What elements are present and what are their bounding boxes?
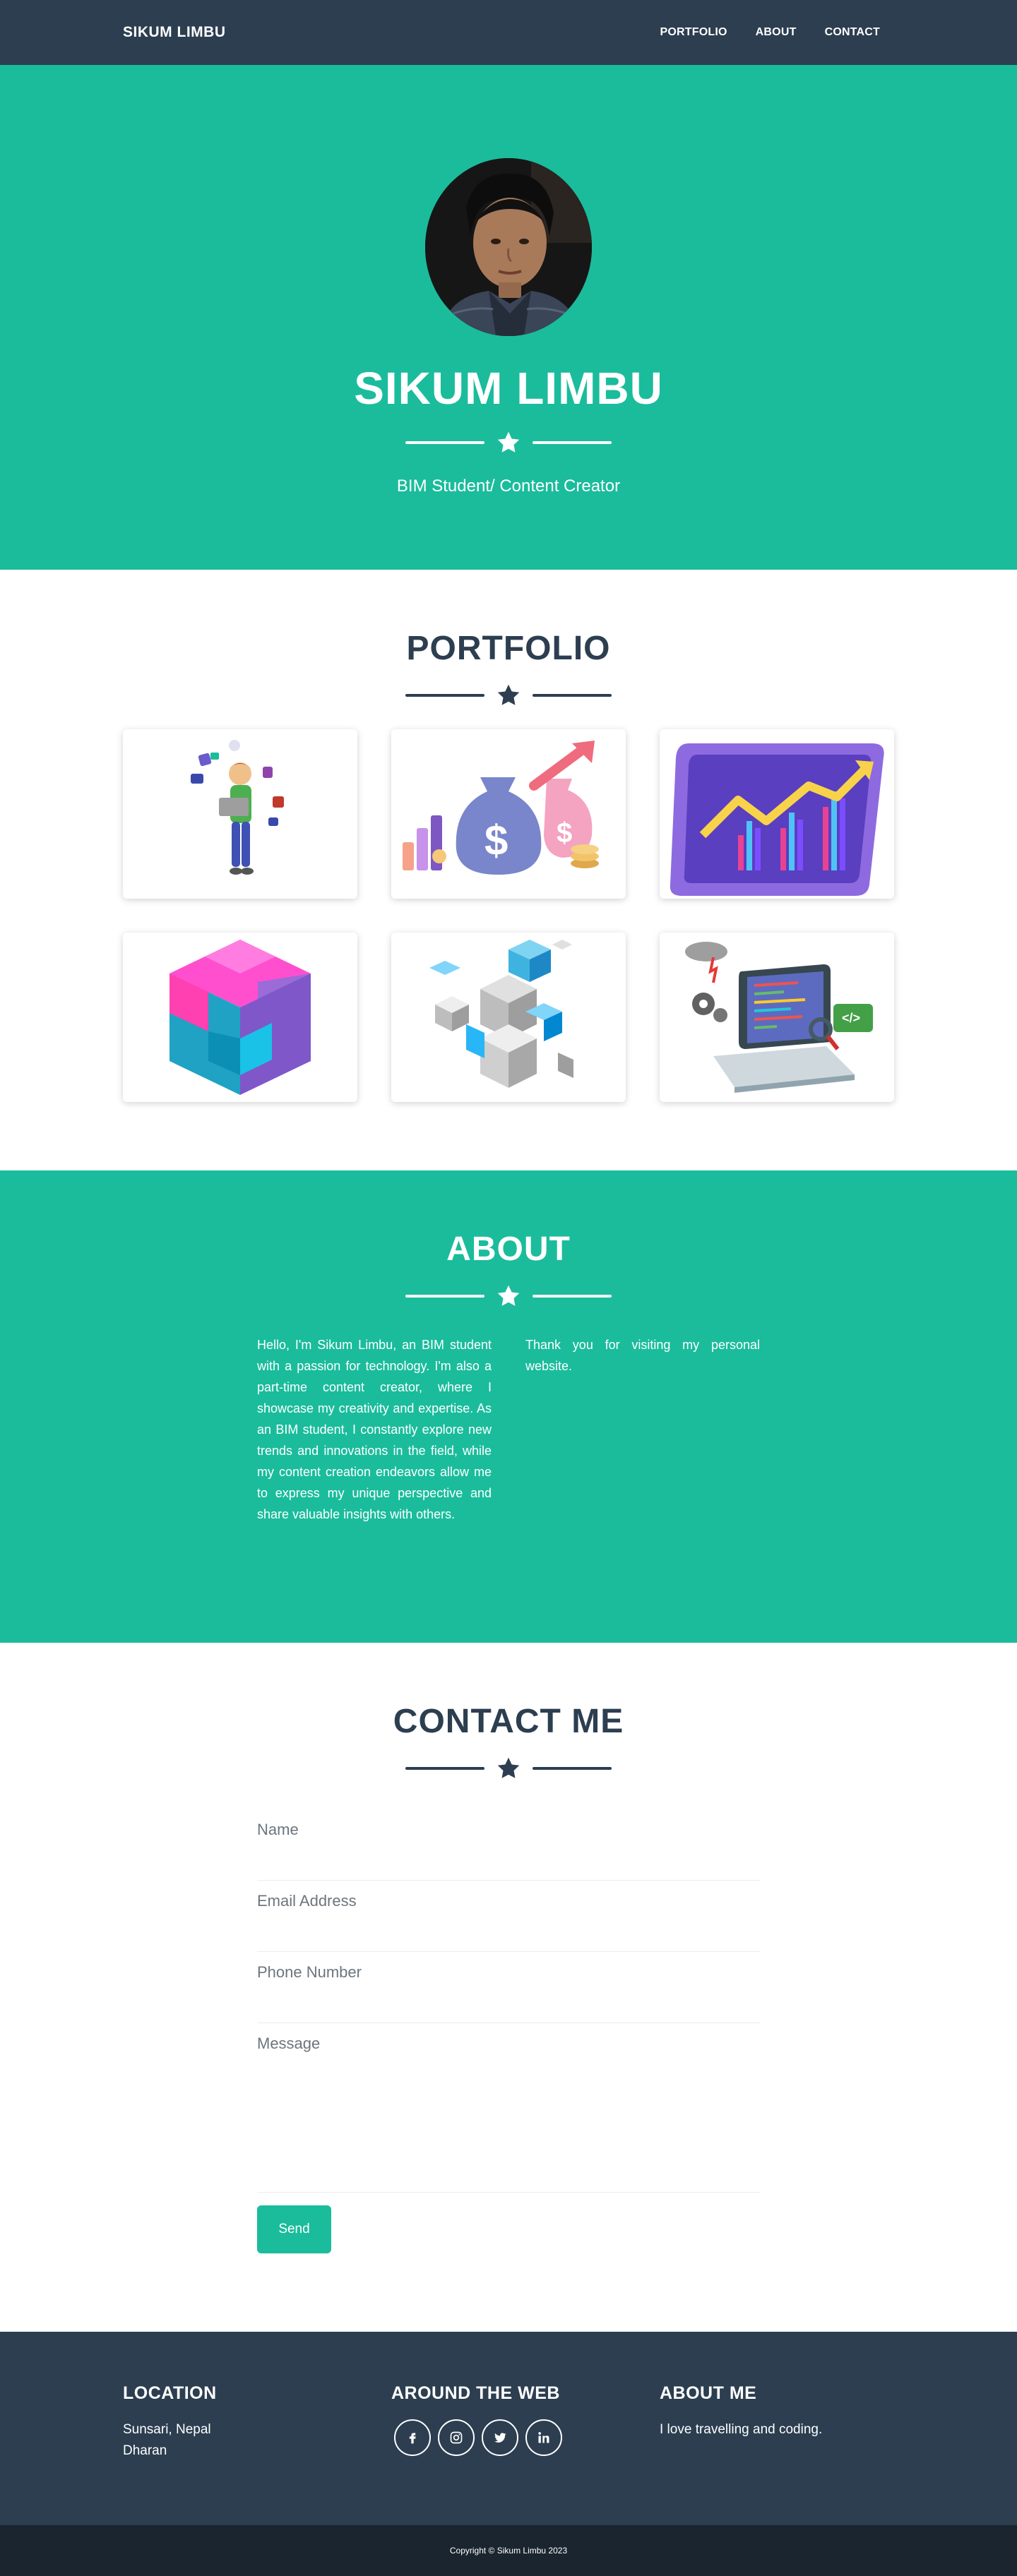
cube-blocks-illustration (429, 940, 573, 1088)
portfolio-divider (0, 681, 1017, 709)
about-columns: Hello, I'm Sikum Limbu, an BIM student w… (257, 1334, 760, 1525)
footer-web: AROUND THE WEB (391, 2383, 626, 2456)
phone-field[interactable] (257, 1963, 760, 1982)
divider-line-left (405, 441, 484, 444)
footer-about: ABOUT ME I love travelling and coding. (660, 2383, 894, 2440)
nav-links: PORTFOLIO ABOUT CONTACT (646, 19, 894, 46)
divider-line-right (533, 1295, 612, 1298)
hero-divider (0, 429, 1017, 457)
portfolio-grid: $ $ </> (123, 729, 894, 1102)
social-links (394, 2419, 626, 2456)
instagram-icon (450, 2431, 463, 2444)
growth-chart-tablet-illustration (670, 743, 884, 896)
portfolio-item-5[interactable] (391, 933, 626, 1102)
footer-web-title: AROUND THE WEB (391, 2383, 560, 2403)
about-title: ABOUT (446, 1230, 571, 1268)
divider-line-right (533, 1767, 612, 1770)
footer-location-line1: Sunsari, Nepal (123, 2422, 211, 2437)
facebook-link[interactable] (394, 2419, 431, 2456)
linkedin-icon (538, 2432, 549, 2443)
name-field-wrapper (257, 1809, 760, 1881)
navbar: SIKUM LIMBU PORTFOLIO ABOUT CONTACT (0, 0, 1017, 65)
email-field-wrapper (257, 1881, 760, 1952)
name-field[interactable] (257, 1821, 760, 1839)
divider-line-left (405, 1767, 484, 1770)
avatar (425, 158, 592, 336)
hero-section: SIKUM LIMBU BIM Student/ Content Creator (0, 65, 1017, 570)
contact-divider (0, 1754, 1017, 1783)
portfolio-title: PORTFOLIO (406, 630, 611, 667)
facebook-icon (409, 2433, 416, 2444)
about-paragraph-right: Thank you for visiting my personal websi… (525, 1338, 760, 1373)
portfolio-item-2[interactable]: $ $ (391, 729, 626, 899)
nav-link-about[interactable]: ABOUT (742, 19, 811, 46)
puzzle-cube-illustration (170, 940, 311, 1095)
avatar-photo (425, 158, 592, 336)
footer-location-title: LOCATION (123, 2383, 217, 2403)
portfolio-item-3[interactable] (660, 729, 894, 899)
about-paragraph-left: Hello, I'm Sikum Limbu, an BIM student w… (257, 1338, 492, 1521)
linkedin-link[interactable] (525, 2419, 562, 2456)
divider-line-left (405, 694, 484, 697)
contact-section: CONTACT ME Send (0, 1643, 1017, 2332)
about-divider (0, 1282, 1017, 1310)
phone-field-wrapper (257, 1952, 760, 2023)
star-icon (497, 1757, 520, 1778)
nav-link-portfolio[interactable]: PORTFOLIO (646, 19, 742, 46)
footer-location-line2: Dharan (123, 2443, 167, 2458)
svg-text:$: $ (484, 817, 508, 864)
star-icon (497, 431, 520, 453)
star-icon (497, 1285, 520, 1306)
divider-line-left (405, 1295, 484, 1298)
portfolio-item-6[interactable]: </> (660, 933, 894, 1102)
instagram-link[interactable] (438, 2419, 475, 2456)
twitter-icon (494, 2433, 506, 2443)
contact-form (257, 1809, 760, 2193)
divider-line-right (533, 694, 612, 697)
twitter-link[interactable] (482, 2419, 518, 2456)
brand-link[interactable]: SIKUM LIMBU (123, 24, 226, 41)
portfolio-section: PORTFOLIO $ $ </> (0, 570, 1017, 1170)
footer-location: LOCATION Sunsari, Nepal Dharan (123, 2383, 357, 2462)
copyright-bar: Copyright © Sikum Limbu 2023 (0, 2525, 1017, 2576)
send-button[interactable]: Send (257, 2205, 331, 2253)
money-bags-growth-illustration: $ $ (403, 741, 599, 875)
contact-title: CONTACT ME (393, 1703, 624, 1740)
person-with-laptop-illustration (191, 740, 284, 875)
footer-about-title: ABOUT ME (660, 2383, 757, 2403)
svg-text:</>: </> (842, 1011, 860, 1025)
message-field-wrapper (257, 2023, 760, 2193)
email-field[interactable] (257, 1892, 760, 1910)
about-section: ABOUT Hello, I'm Sikum Limbu, an BIM stu… (0, 1170, 1017, 1643)
portfolio-item-1[interactable] (123, 729, 357, 899)
nav-link-contact[interactable]: CONTACT (811, 19, 894, 46)
divider-line-right (533, 441, 612, 444)
star-icon (497, 684, 520, 705)
hero-subtitle: BIM Student/ Content Creator (396, 477, 621, 496)
svg-text:$: $ (557, 817, 572, 849)
copyright-text: Copyright © Sikum Limbu 2023 (449, 2546, 568, 2556)
laptop-code-illustration: </> (685, 942, 873, 1093)
message-field[interactable] (257, 2035, 760, 2176)
portfolio-item-4[interactable] (123, 933, 357, 1102)
footer-about-text: I love travelling and coding. (660, 2422, 823, 2437)
footer: LOCATION Sunsari, Nepal Dharan AROUND TH… (0, 2332, 1017, 2525)
hero-name: SIKUM LIMBU (354, 363, 663, 414)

*WHAT IS REQUIRED:*
Copy out the entire listing above line for line, with no changes. Leave the pictures out of your copy.

*EXERCISE OUTPUT:*
What elements are present and what are their bounding boxes?
cube-blocks-illustration (429, 940, 573, 1088)
portfolio-divider (0, 681, 1017, 709)
about-columns: Hello, I'm Sikum Limbu, an BIM student w… (257, 1334, 760, 1525)
footer-web: AROUND THE WEB (391, 2383, 626, 2456)
phone-field[interactable] (257, 1963, 760, 1982)
divider-line-left (405, 441, 484, 444)
footer-about: ABOUT ME I love travelling and coding. (660, 2383, 894, 2440)
nav-links: PORTFOLIO ABOUT CONTACT (646, 19, 894, 46)
divider-line-right (533, 1295, 612, 1298)
hero-divider (0, 429, 1017, 457)
portfolio-grid: $ $ </> (123, 729, 894, 1102)
social-links (394, 2419, 626, 2456)
instagram-icon (450, 2431, 463, 2444)
growth-chart-tablet-illustration (670, 743, 884, 896)
portfolio-item-5[interactable] (391, 933, 626, 1102)
footer-web-title: AROUND THE WEB (391, 2383, 560, 2403)
about-title: ABOUT (446, 1230, 571, 1268)
divider-line-right (533, 1767, 612, 1770)
footer-location-line1: Sunsari, Nepal (123, 2422, 211, 2437)
facebook-link[interactable] (394, 2419, 431, 2456)
linkedin-icon (538, 2432, 549, 2443)
name-field-wrapper (257, 1809, 760, 1881)
navbar: SIKUM LIMBU PORTFOLIO ABOUT CONTACT (0, 0, 1017, 65)
email-field-wrapper (257, 1881, 760, 1952)
name-field[interactable] (257, 1821, 760, 1839)
divider-line-left (405, 1767, 484, 1770)
avatar (425, 158, 592, 336)
hero-section: SIKUM LIMBU BIM Student/ Content Creator (0, 65, 1017, 570)
contact-divider (0, 1754, 1017, 1783)
portfolio-title: PORTFOLIO (406, 630, 611, 667)
facebook-icon (409, 2433, 416, 2444)
about-paragraph-right: Thank you for visiting my personal websi… (525, 1338, 760, 1373)
portfolio-item-2[interactable]: $ $ (391, 729, 626, 899)
nav-link-about[interactable]: ABOUT (742, 19, 811, 46)
puzzle-cube-illustration (170, 940, 311, 1095)
avatar-photo (425, 158, 592, 336)
footer-location-title: LOCATION (123, 2383, 217, 2403)
portfolio-item-3[interactable] (660, 729, 894, 899)
about-paragraph-left: Hello, I'm Sikum Limbu, an BIM student w… (257, 1338, 492, 1521)
linkedin-link[interactable] (525, 2419, 562, 2456)
divider-line-left (405, 694, 484, 697)
contact-section: CONTACT ME Send (0, 1643, 1017, 2332)
about-divider (0, 1282, 1017, 1310)
phone-field-wrapper (257, 1952, 760, 2023)
star-icon (497, 1757, 520, 1778)
nav-link-portfolio[interactable]: PORTFOLIO (646, 19, 742, 46)
footer-location-line2: Dharan (123, 2443, 167, 2458)
svg-text:$: $ (484, 817, 508, 864)
star-icon (497, 431, 520, 453)
star-icon (497, 1285, 520, 1306)
divider-line-left (405, 1295, 484, 1298)
portfolio-item-6[interactable]: </> (660, 933, 894, 1102)
instagram-link[interactable] (438, 2419, 475, 2456)
twitter-icon (494, 2433, 506, 2443)
contact-form (257, 1809, 760, 2193)
divider-line-right (533, 694, 612, 697)
twitter-link[interactable] (482, 2419, 518, 2456)
brand-link[interactable]: SIKUM LIMBU (123, 24, 226, 41)
portfolio-section: PORTFOLIO $ $ </> (0, 570, 1017, 1170)
footer-location: LOCATION Sunsari, Nepal Dharan (123, 2383, 357, 2462)
copyright-bar: Copyright © Sikum Limbu 2023 (0, 2525, 1017, 2576)
send-button[interactable]: Send (257, 2205, 331, 2253)
money-bags-growth-illustration: $ $ (403, 741, 599, 875)
contact-title: CONTACT ME (393, 1703, 624, 1740)
person-with-laptop-illustration (191, 740, 284, 875)
footer-about-title: ABOUT ME (660, 2383, 757, 2403)
svg-text:</>: </> (842, 1011, 860, 1025)
message-field-wrapper (257, 2023, 760, 2193)
email-field[interactable] (257, 1892, 760, 1910)
about-section: ABOUT Hello, I'm Sikum Limbu, an BIM stu… (0, 1170, 1017, 1643)
portfolio-item-1[interactable] (123, 729, 357, 899)
nav-link-contact[interactable]: CONTACT (811, 19, 894, 46)
divider-line-right (533, 441, 612, 444)
star-icon (497, 684, 520, 705)
hero-subtitle: BIM Student/ Content Creator (396, 477, 621, 496)
svg-text:$: $ (557, 817, 572, 849)
copyright-text: Copyright © Sikum Limbu 2023 (449, 2546, 568, 2556)
laptop-code-illustration: </> (685, 942, 873, 1093)
message-field[interactable] (257, 2035, 760, 2176)
portfolio-item-4[interactable] (123, 933, 357, 1102)
footer-about-text: I love travelling and coding. (660, 2422, 823, 2437)
footer: LOCATION Sunsari, Nepal Dharan AROUND TH… (0, 2332, 1017, 2525)
hero-name: SIKUM LIMBU (354, 363, 663, 414)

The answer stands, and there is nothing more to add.